_Task details_
What lines in the records below mention "mRNA"? List them all.

_Extracted material_
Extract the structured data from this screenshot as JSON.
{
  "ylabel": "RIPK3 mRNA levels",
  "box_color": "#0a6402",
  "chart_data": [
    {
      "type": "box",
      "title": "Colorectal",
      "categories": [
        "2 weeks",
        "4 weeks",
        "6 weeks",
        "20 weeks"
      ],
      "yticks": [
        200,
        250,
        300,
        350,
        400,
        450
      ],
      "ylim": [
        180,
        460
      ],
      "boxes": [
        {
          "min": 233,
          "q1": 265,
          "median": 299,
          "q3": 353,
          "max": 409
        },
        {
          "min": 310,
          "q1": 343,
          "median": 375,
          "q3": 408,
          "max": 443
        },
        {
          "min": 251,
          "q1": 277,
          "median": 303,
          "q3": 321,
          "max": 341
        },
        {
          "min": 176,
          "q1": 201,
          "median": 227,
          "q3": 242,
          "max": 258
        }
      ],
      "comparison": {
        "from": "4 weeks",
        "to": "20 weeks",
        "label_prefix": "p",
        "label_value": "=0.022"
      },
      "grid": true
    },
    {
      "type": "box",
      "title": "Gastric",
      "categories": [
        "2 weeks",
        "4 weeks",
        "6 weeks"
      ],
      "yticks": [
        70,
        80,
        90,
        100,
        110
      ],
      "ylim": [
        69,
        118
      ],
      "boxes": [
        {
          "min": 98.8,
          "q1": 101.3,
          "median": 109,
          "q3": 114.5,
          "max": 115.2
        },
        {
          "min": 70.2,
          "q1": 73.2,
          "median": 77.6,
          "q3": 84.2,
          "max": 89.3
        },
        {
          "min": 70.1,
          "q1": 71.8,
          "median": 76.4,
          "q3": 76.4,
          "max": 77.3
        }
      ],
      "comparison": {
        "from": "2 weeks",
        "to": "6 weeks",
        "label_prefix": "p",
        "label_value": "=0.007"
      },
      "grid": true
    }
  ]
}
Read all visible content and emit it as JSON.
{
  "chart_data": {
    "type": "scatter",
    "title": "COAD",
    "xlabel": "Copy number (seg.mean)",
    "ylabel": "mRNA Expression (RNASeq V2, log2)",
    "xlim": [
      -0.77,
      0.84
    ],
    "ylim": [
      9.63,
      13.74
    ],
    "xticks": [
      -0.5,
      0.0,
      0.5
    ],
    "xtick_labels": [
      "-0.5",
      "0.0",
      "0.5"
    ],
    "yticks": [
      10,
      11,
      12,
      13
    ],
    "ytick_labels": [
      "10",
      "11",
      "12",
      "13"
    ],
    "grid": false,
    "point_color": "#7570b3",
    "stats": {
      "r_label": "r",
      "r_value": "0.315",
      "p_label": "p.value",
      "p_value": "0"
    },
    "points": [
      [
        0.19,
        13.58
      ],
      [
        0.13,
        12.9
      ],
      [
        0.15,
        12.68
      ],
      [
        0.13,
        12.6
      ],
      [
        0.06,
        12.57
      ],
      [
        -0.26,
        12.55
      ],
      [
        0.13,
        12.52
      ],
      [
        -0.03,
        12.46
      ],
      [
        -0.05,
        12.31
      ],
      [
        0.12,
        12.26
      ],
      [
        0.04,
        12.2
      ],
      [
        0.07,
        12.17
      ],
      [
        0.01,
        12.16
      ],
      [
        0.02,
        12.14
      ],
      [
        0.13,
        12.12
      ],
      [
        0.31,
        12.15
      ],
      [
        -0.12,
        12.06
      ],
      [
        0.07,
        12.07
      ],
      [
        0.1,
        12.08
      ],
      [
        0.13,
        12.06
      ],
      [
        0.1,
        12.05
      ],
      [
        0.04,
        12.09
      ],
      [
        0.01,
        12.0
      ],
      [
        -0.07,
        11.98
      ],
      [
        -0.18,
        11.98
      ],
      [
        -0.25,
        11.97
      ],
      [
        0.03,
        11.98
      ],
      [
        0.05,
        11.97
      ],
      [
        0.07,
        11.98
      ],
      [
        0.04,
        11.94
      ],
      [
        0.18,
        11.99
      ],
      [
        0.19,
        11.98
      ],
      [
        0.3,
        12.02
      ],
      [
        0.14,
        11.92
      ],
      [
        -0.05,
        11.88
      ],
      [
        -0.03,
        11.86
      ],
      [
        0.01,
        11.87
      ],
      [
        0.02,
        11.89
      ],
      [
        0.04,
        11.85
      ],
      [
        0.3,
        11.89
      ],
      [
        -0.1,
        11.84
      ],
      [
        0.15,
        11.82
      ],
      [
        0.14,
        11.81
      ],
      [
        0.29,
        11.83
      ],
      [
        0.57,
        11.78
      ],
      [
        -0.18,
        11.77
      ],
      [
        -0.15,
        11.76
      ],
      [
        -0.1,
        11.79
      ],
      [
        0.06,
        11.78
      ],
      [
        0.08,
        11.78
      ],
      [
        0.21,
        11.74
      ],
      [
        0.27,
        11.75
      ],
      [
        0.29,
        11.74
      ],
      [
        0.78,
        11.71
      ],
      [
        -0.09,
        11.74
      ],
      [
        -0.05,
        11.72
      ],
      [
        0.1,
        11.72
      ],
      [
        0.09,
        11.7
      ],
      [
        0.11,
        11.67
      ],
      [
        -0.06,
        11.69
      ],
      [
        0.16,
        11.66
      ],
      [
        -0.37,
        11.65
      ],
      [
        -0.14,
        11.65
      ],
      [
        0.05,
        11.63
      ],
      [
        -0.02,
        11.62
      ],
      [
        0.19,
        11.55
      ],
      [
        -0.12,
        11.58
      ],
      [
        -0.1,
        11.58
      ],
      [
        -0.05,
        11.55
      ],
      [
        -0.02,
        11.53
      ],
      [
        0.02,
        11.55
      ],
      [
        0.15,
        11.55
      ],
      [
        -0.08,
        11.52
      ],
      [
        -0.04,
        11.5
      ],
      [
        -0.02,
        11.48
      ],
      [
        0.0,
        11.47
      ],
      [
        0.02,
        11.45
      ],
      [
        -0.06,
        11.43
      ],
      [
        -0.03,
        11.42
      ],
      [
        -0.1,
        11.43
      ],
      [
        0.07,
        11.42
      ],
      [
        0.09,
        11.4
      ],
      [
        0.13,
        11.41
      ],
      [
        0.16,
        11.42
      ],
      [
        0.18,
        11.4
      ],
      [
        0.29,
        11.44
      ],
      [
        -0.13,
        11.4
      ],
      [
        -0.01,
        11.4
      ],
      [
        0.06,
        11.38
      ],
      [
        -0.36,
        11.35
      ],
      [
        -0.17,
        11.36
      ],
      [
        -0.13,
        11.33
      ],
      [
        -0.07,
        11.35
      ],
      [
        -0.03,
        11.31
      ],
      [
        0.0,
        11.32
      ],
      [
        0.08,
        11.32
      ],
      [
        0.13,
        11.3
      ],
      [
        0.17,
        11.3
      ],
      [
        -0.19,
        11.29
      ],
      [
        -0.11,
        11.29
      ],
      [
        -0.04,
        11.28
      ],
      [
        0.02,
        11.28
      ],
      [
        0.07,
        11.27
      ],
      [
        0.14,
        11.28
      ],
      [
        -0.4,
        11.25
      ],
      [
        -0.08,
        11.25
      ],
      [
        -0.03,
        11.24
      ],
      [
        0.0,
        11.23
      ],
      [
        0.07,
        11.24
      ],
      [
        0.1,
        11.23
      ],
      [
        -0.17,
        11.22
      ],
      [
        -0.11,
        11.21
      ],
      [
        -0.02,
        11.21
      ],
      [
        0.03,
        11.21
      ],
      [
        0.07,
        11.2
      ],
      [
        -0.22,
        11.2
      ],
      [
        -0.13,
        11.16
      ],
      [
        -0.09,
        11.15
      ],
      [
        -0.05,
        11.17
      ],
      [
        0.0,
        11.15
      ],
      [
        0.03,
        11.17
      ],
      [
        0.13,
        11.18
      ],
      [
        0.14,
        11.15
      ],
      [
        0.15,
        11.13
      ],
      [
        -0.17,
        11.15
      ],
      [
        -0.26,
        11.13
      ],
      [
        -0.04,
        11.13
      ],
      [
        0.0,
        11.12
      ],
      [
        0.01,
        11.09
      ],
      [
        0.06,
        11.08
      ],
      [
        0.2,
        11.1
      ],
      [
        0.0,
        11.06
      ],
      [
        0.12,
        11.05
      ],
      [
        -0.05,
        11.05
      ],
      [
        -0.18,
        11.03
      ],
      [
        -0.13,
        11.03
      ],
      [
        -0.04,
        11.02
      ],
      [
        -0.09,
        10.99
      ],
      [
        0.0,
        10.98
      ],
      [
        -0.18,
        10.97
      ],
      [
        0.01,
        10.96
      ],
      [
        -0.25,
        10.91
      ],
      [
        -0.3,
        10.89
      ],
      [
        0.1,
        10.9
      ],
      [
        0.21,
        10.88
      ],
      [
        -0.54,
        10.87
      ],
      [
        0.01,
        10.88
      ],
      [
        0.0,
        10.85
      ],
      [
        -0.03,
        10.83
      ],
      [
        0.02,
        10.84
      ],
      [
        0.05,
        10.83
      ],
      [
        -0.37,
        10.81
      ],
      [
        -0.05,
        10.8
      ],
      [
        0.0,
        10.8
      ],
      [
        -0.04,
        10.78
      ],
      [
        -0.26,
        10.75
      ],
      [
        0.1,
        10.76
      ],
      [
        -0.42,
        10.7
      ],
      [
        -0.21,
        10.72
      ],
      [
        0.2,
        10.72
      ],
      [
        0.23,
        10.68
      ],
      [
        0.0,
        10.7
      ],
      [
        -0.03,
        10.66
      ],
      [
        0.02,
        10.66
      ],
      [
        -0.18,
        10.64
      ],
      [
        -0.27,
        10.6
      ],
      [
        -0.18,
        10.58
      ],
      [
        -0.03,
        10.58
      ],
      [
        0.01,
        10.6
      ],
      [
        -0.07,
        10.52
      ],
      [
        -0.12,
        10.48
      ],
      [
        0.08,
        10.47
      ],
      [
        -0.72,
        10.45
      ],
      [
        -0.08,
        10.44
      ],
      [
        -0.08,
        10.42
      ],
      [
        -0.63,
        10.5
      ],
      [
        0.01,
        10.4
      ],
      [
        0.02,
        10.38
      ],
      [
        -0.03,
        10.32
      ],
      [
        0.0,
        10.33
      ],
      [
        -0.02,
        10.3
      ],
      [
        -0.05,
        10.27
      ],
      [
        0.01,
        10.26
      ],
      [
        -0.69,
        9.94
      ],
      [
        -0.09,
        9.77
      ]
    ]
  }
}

_Answer space_
  "ylabel": "RIPK3 mRNA levels",
    "ylabel": "mRNA Expression (RNASeq V2, log2)",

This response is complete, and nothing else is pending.